> [YOUR OBJECTIVE] Reproduce every line in the listing that contains the word "Forage".

Collected data
══════
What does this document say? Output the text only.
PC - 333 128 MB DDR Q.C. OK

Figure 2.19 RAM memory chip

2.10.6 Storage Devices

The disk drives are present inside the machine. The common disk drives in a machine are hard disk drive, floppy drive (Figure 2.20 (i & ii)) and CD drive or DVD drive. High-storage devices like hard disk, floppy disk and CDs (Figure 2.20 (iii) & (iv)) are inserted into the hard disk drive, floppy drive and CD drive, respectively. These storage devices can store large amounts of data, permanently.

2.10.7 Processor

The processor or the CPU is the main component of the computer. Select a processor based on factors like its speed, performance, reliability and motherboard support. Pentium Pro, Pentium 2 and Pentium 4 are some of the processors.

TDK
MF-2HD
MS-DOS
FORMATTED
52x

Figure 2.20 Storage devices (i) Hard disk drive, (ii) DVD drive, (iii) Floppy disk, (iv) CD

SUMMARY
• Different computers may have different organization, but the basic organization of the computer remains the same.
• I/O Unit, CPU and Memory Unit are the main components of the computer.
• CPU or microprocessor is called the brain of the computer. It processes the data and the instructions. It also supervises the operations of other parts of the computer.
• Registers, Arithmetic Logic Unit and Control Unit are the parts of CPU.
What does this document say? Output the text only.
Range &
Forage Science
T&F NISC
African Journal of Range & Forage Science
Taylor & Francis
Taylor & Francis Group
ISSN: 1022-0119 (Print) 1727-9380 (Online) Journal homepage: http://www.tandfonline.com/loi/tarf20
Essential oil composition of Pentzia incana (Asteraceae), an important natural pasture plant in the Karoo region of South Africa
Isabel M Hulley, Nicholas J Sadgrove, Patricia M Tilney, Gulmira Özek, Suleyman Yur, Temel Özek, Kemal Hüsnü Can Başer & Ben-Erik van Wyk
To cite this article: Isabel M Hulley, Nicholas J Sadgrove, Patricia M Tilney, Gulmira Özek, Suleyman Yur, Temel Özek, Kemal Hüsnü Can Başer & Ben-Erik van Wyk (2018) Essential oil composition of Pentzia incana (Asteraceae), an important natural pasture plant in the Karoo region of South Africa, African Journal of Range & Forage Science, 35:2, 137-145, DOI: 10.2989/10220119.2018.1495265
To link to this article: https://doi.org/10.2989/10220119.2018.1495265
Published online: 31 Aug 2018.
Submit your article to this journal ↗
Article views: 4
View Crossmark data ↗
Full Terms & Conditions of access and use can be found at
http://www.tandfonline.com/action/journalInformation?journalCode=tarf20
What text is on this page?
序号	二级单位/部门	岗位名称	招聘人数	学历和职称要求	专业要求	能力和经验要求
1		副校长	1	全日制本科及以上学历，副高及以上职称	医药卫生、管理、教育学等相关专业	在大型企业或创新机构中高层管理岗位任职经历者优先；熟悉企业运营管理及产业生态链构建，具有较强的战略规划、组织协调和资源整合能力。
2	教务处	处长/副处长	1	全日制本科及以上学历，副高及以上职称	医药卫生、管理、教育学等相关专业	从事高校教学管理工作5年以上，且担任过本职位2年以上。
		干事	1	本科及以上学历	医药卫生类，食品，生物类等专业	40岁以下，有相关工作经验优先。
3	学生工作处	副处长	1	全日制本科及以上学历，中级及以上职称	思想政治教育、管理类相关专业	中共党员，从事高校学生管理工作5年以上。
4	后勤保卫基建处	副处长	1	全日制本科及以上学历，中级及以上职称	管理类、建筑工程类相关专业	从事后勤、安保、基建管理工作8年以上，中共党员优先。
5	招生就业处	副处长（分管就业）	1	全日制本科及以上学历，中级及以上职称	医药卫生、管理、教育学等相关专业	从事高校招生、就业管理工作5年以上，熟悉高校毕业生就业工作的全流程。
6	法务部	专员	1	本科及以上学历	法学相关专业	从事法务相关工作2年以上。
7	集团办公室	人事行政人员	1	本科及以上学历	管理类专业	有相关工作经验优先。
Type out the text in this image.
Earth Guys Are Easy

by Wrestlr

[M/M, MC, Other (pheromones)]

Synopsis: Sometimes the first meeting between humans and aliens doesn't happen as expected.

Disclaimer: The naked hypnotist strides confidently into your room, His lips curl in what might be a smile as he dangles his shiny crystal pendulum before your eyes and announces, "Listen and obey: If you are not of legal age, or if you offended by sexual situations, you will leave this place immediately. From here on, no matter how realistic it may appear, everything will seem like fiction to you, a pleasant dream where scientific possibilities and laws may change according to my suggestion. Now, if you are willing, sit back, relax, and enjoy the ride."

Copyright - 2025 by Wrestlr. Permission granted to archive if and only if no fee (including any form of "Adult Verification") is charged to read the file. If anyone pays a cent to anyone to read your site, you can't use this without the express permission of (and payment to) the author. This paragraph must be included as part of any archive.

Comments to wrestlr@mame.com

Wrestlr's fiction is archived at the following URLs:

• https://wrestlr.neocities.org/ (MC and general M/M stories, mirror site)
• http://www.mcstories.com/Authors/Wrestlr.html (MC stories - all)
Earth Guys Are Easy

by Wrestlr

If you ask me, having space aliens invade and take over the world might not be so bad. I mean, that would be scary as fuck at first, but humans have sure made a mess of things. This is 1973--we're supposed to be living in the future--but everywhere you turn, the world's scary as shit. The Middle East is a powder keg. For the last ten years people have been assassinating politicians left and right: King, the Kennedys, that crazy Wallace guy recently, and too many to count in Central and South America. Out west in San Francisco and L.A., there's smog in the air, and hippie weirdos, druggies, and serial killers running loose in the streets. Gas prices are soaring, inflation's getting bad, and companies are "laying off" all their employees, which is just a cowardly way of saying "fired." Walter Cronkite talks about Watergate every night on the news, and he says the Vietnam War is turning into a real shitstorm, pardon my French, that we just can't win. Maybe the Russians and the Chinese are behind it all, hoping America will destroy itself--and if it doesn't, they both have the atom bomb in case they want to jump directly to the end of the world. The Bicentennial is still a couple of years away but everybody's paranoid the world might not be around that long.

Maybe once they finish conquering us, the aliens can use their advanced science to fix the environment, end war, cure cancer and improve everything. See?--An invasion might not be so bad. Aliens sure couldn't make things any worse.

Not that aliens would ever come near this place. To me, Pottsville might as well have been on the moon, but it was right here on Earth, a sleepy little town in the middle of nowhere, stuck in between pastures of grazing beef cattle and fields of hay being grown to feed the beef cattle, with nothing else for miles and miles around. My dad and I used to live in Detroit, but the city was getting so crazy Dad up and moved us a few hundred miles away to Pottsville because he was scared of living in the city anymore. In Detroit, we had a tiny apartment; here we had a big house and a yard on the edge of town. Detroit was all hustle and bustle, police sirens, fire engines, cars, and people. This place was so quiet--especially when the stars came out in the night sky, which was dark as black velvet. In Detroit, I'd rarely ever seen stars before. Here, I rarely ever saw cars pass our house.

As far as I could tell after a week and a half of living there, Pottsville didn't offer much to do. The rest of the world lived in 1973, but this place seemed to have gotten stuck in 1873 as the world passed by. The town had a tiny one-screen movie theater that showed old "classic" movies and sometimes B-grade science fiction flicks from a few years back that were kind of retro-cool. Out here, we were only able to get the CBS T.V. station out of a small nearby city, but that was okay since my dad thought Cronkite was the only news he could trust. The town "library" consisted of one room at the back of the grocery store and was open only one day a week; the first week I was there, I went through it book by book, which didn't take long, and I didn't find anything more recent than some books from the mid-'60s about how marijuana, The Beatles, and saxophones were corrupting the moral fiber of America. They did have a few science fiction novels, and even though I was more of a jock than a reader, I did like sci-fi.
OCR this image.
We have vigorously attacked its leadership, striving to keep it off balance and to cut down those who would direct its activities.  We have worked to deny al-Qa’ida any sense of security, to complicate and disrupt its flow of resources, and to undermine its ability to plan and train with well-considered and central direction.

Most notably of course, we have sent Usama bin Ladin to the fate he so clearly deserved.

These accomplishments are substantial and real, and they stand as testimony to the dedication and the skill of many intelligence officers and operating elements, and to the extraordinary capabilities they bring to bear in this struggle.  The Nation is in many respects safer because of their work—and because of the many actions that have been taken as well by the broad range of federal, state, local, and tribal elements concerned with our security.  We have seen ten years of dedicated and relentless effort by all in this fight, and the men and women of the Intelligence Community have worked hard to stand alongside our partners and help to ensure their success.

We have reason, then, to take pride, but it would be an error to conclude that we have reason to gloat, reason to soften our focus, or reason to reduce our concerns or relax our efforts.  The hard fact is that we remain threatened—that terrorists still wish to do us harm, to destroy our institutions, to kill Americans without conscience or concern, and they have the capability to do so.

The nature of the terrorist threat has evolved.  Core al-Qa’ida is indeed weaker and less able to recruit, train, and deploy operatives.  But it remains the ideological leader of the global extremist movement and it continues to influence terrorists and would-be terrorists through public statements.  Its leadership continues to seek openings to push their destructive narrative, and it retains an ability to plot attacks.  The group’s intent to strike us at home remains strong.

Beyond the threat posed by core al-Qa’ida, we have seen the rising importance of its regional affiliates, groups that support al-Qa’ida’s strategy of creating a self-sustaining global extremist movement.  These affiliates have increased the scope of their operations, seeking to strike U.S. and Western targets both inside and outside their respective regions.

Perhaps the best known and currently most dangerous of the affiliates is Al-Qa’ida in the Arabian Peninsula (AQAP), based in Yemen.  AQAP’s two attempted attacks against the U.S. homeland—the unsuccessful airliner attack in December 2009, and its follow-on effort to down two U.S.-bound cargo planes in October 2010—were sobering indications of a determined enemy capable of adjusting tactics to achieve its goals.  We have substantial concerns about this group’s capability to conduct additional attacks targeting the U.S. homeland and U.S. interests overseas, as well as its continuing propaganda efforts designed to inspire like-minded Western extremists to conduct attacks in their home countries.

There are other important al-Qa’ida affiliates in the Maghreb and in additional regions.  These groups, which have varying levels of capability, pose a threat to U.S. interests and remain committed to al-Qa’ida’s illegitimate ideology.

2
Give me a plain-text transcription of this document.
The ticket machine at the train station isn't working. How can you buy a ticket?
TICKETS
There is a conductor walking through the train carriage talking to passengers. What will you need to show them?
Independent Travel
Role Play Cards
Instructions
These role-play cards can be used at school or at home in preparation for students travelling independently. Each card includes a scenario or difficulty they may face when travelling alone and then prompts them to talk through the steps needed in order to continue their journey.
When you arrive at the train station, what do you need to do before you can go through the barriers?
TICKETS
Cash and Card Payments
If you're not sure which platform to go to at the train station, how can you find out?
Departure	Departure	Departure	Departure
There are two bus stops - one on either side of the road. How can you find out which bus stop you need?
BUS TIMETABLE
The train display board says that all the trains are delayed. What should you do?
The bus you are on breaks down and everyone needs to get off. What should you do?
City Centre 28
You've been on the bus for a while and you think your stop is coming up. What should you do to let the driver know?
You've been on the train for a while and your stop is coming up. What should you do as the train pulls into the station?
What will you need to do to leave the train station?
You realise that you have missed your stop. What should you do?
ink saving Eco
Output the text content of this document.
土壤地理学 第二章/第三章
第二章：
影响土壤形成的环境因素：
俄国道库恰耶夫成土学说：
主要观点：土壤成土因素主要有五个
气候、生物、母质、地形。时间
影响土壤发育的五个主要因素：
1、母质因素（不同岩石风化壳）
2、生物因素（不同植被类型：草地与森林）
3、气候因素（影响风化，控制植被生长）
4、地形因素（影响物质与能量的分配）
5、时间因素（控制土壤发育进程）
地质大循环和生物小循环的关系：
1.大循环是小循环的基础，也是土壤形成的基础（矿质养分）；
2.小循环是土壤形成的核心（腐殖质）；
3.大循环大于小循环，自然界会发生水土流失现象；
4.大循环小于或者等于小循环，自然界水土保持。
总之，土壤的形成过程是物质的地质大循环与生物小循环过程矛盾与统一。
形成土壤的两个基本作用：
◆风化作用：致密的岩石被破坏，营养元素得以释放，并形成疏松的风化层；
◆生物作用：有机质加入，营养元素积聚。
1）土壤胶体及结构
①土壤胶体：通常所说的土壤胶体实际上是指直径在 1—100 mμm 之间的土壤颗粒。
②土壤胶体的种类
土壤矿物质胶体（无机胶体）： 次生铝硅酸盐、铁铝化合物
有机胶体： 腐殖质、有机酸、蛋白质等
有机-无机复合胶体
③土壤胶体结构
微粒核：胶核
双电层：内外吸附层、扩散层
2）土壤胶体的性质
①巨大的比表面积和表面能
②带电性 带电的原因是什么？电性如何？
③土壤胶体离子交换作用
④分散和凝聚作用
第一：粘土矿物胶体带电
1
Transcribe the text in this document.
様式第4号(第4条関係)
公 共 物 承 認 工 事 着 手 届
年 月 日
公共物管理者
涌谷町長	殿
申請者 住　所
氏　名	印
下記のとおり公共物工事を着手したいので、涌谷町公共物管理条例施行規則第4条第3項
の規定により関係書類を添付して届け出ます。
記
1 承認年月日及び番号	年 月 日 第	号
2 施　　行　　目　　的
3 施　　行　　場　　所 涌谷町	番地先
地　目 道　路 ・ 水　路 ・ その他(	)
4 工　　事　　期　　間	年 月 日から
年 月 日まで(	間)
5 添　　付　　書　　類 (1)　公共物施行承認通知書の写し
══════
> [RESPONSE TO THE TASK]
Forage Science
African Journal of Range & Forage Science
To cite this article: Isabel M Hulley, Nicholas J Sadgrove, Patricia M Tilney, Gulmira Özek, Suleyman Yur, Temel Özek, Kemal Hüsnü Can Başer & Ben-Erik van Wyk (2018) Essential oil composition of Pentzia incana (Asteraceae), an important natural pasture plant in the Karoo region of South Africa, African Journal of Range & Forage Science, 35:2, 137-145, DOI: 10.2989/10220119.2018.1495265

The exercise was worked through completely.